Records from a collection of figures

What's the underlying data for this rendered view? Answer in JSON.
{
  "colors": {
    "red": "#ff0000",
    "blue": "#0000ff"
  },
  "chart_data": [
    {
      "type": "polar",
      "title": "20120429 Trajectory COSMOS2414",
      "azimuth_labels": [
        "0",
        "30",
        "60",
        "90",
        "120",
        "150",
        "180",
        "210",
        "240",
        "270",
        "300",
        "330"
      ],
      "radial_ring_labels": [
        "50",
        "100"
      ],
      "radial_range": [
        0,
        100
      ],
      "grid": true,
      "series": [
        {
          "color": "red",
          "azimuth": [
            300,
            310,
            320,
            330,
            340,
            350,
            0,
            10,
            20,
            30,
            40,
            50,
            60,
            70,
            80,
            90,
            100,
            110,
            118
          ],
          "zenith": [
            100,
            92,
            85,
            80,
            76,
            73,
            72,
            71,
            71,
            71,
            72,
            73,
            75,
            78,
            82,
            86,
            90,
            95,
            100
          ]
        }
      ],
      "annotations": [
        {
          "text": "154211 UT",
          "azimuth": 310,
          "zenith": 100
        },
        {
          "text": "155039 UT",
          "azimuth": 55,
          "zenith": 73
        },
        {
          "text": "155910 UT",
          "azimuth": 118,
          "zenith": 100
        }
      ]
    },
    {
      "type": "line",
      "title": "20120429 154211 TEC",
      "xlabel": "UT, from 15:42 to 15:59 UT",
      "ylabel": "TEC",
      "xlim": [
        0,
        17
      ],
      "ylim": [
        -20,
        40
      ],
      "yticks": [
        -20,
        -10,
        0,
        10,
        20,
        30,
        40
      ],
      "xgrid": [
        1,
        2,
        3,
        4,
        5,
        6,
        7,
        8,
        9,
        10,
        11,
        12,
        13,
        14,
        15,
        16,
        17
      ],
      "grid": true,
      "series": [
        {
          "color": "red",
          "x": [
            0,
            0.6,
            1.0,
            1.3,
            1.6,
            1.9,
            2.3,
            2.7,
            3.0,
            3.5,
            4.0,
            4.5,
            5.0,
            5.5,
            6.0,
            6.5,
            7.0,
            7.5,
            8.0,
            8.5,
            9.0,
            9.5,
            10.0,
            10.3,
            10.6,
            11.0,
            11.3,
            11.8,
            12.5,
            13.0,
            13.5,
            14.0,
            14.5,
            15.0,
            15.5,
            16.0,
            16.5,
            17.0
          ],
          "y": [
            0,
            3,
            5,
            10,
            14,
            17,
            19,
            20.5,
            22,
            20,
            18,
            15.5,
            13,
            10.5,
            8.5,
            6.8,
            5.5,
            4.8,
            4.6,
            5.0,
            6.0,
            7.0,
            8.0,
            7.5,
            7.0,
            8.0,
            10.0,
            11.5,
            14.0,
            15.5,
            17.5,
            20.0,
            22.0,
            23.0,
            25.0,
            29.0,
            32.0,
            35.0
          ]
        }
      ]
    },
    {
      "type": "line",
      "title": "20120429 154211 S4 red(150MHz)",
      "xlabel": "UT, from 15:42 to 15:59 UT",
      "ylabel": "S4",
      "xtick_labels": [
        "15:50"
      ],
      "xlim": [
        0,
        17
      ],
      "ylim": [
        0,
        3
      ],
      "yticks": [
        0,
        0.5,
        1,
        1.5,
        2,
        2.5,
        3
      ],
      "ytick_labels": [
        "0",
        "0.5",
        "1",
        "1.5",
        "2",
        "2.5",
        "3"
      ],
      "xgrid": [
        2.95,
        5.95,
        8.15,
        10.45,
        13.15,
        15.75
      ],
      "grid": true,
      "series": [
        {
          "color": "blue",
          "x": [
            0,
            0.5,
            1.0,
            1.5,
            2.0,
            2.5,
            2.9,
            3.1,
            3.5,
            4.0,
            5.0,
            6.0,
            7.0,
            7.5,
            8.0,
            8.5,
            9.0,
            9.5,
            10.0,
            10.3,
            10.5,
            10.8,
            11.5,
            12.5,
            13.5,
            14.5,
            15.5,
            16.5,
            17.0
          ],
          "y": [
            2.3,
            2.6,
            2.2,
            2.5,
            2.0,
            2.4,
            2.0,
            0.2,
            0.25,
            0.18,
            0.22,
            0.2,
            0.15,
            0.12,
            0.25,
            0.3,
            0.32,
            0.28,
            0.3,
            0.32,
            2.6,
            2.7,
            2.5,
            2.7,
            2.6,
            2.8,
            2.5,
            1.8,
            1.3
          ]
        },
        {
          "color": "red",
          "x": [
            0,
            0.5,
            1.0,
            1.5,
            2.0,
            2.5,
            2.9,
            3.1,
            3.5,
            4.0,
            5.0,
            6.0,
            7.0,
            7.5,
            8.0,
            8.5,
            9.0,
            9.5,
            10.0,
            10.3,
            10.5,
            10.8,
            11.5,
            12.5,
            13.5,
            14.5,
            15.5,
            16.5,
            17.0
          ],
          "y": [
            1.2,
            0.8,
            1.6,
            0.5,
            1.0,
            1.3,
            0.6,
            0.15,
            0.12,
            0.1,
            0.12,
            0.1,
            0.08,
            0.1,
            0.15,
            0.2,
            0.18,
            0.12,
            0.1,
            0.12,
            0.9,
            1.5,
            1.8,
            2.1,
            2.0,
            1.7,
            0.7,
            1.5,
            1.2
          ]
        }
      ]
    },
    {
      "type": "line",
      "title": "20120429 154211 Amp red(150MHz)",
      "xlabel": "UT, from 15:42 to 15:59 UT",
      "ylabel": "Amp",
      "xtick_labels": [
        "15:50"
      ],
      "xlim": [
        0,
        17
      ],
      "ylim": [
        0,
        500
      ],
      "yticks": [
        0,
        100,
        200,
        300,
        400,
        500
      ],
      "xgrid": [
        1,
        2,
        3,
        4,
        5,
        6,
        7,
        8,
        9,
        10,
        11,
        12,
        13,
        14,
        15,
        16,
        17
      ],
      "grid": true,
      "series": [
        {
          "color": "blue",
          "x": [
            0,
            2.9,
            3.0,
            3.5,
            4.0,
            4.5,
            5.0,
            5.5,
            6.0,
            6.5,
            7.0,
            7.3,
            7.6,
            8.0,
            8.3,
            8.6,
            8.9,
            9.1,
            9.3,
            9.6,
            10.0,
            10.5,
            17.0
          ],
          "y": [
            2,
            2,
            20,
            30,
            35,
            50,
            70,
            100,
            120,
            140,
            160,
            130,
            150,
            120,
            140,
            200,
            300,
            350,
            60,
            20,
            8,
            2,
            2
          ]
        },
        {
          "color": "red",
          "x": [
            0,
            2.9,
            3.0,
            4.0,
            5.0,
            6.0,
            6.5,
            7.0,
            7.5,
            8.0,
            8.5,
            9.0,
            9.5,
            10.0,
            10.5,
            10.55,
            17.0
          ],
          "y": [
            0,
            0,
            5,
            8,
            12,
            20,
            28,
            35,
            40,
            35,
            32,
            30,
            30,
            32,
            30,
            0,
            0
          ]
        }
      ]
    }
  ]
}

WHAT YOU WILL DO >> Write down the full listing again, exactly.

RESULT >>
What's the underlying data for this rendered view? Answer in JSON.
{
  "colors": {
    "red": "#ff0000",
    "blue": "#0000ff"
  },
  "chart_data": [
    {
      "type": "polar",
      "title": "20120429 Trajectory COSMOS2414",
      "azimuth_labels": [
        "0",
        "30",
        "60",
        "90",
        "120",
        "150",
        "180",
        "210",
        "240",
        "270",
        "300",
        "330"
      ],
      "radial_ring_labels": [
        "50",
        "100"
      ],
      "radial_range": [
        0,
        100
      ],
      "grid": true,
      "series": [
        {
          "color": "red",
          "azimuth": [
            300,
            310,
            320,
            330,
            340,
            350,
            0,
            10,
            20,
            30,
            40,
            50,
            60,
            70,
            80,
            90,
            100,
            110,
            118
          ],
          "zenith": [
            100,
            92,
            85,
            80,
            76,
            73,
            72,
            71,
            71,
            71,
            72,
            73,
            75,
            78,
            82,
            86,
            90,
            95,
            100
          ]
        }
      ],
      "annotations": [
        {
          "text": "154211 UT",
          "azimuth": 310,
          "zenith": 100
        },
        {
          "text": "155039 UT",
          "azimuth": 55,
          "zenith": 73
        },
        {
          "text": "155910 UT",
          "azimuth": 118,
          "zenith": 100
        }
      ]
    },
    {
      "type": "line",
      "title": "20120429 154211 TEC",
      "xlabel": "UT, from 15:42 to 15:59 UT",
      "ylabel": "TEC",
      "xlim": [
        0,
        17
      ],
      "ylim": [
        -20,
        40
      ],
      "yticks": [
        -20,
        -10,
        0,
        10,
        20,
        30,
        40
      ],
      "xgrid": [
        1,
        2,
        3,
        4,
        5,
        6,
        7,
        8,
        9,
        10,
        11,
        12,
        13,
        14,
        15,
        16,
        17
      ],
      "grid": true,
      "series": [
        {
          "color": "red",
          "x": [
            0,
            0.6,
            1.0,
            1.3,
            1.6,
            1.9,
            2.3,
            2.7,
            3.0,
            3.5,
            4.0,
            4.5,
            5.0,
            5.5,
            6.0,
            6.5,
            7.0,
            7.5,
            8.0,
            8.5,
            9.0,
            9.5,
            10.0,
            10.3,
            10.6,
            11.0,
            11.3,
            11.8,
            12.5,
            13.0,
            13.5,
            14.0,
            14.5,
            15.0,
            15.5,
            16.0,
            16.5,
            17.0
          ],
          "y": [
            0,
            3,
            5,
            10,
            14,
            17,
            19,
            20.5,
            22,
            20,
            18,
            15.5,
            13,
            10.5,
            8.5,
            6.8,
            5.5,
            4.8,
            4.6,
            5.0,
            6.0,
            7.0,
            8.0,
            7.5,
            7.0,
            8.0,
            10.0,
            11.5,
            14.0,
            15.5,
            17.5,
            20.0,
            22.0,
            23.0,
            25.0,
            29.0,
            32.0,
            35.0
          ]
        }
      ]
    },
    {
      "type": "line",
      "title": "20120429 154211 S4 red(150MHz)",
      "xlabel": "UT, from 15:42 to 15:59 UT",
      "ylabel": "S4",
      "xtick_labels": [
        "15:50"
      ],
      "xlim": [
        0,
        17
      ],
      "ylim": [
        0,
        3
      ],
      "yticks": [
        0,
        0.5,
        1,
        1.5,
        2,
        2.5,
        3
      ],
      "ytick_labels": [
        "0",
        "0.5",
        "1",
        "1.5",
        "2",
        "2.5",
        "3"
      ],
      "xgrid": [
        2.95,
        5.95,
        8.15,
        10.45,
        13.15,
        15.75
      ],
      "grid": true,
      "series": [
        {
          "color": "blue",
          "x": [
            0,
            0.5,
            1.0,
            1.5,
            2.0,
            2.5,
            2.9,
            3.1,
            3.5,
            4.0,
            5.0,
            6.0,
            7.0,
            7.5,
            8.0,
            8.5,
            9.0,
            9.5,
            10.0,
            10.3,
            10.5,
            10.8,
            11.5,
            12.5,
            13.5,
            14.5,
            15.5,
            16.5,
            17.0
          ],
          "y": [
            2.3,
            2.6,
            2.2,
            2.5,
            2.0,
            2.4,
            2.0,
            0.2,
            0.25,
            0.18,
            0.22,
            0.2,
            0.15,
            0.12,
            0.25,
            0.3,
            0.32,
            0.28,
            0.3,
            0.32,
            2.6,
            2.7,
            2.5,
            2.7,
            2.6,
            2.8,
            2.5,
            1.8,
            1.3
          ]
        },
        {
          "color": "red",
          "x": [
            0,
            0.5,
            1.0,
            1.5,
            2.0,
            2.5,
            2.9,
            3.1,
            3.5,
            4.0,
            5.0,
            6.0,
            7.0,
            7.5,
            8.0,
            8.5,
            9.0,
            9.5,
            10.0,
            10.3,
            10.5,
            10.8,
            11.5,
            12.5,
            13.5,
            14.5,
            15.5,
            16.5,
            17.0
          ],
          "y": [
            1.2,
            0.8,
            1.6,
            0.5,
            1.0,
            1.3,
            0.6,
            0.15,
            0.12,
            0.1,
            0.12,
            0.1,
            0.08,
            0.1,
            0.15,
            0.2,
            0.18,
            0.12,
            0.1,
            0.12,
            0.9,
            1.5,
            1.8,
            2.1,
            2.0,
            1.7,
            0.7,
            1.5,
            1.2
          ]
        }
      ]
    },
    {
      "type": "line",
      "title": "20120429 154211 Amp red(150MHz)",
      "xlabel": "UT, from 15:42 to 15:59 UT",
      "ylabel": "Amp",
      "xtick_labels": [
        "15:50"
      ],
      "xlim": [
        0,
        17
      ],
      "ylim": [
        0,
        500
      ],
      "yticks": [
        0,
        100,
        200,
        300,
        400,
        500
      ],
      "xgrid": [
        1,
        2,
        3,
        4,
        5,
        6,
        7,
        8,
        9,
        10,
        11,
        12,
        13,
        14,
        15,
        16,
        17
      ],
      "grid": true,
      "series": [
        {
          "color": "blue",
          "x": [
            0,
            2.9,
            3.0,
            3.5,
            4.0,
            4.5,
            5.0,
            5.5,
            6.0,
            6.5,
            7.0,
            7.3,
            7.6,
            8.0,
            8.3,
            8.6,
            8.9,
            9.1,
            9.3,
            9.6,
            10.0,
            10.5,
            17.0
          ],
          "y": [
            2,
            2,
            20,
            30,
            35,
            50,
            70,
            100,
            120,
            140,
            160,
            130,
            150,
            120,
            140,
            200,
            300,
            350,
            60,
            20,
            8,
            2,
            2
          ]
        },
        {
          "color": "red",
          "x": [
            0,
            2.9,
            3.0,
            4.0,
            5.0,
            6.0,
            6.5,
            7.0,
            7.5,
            8.0,
            8.5,
            9.0,
            9.5,
            10.0,
            10.5,
            10.55,
            17.0
          ],
          "y": [
            0,
            0,
            5,
            8,
            12,
            20,
            28,
            35,
            40,
            35,
            32,
            30,
            30,
            32,
            30,
            0,
            0
          ]
        }
      ]
    }
  ]
}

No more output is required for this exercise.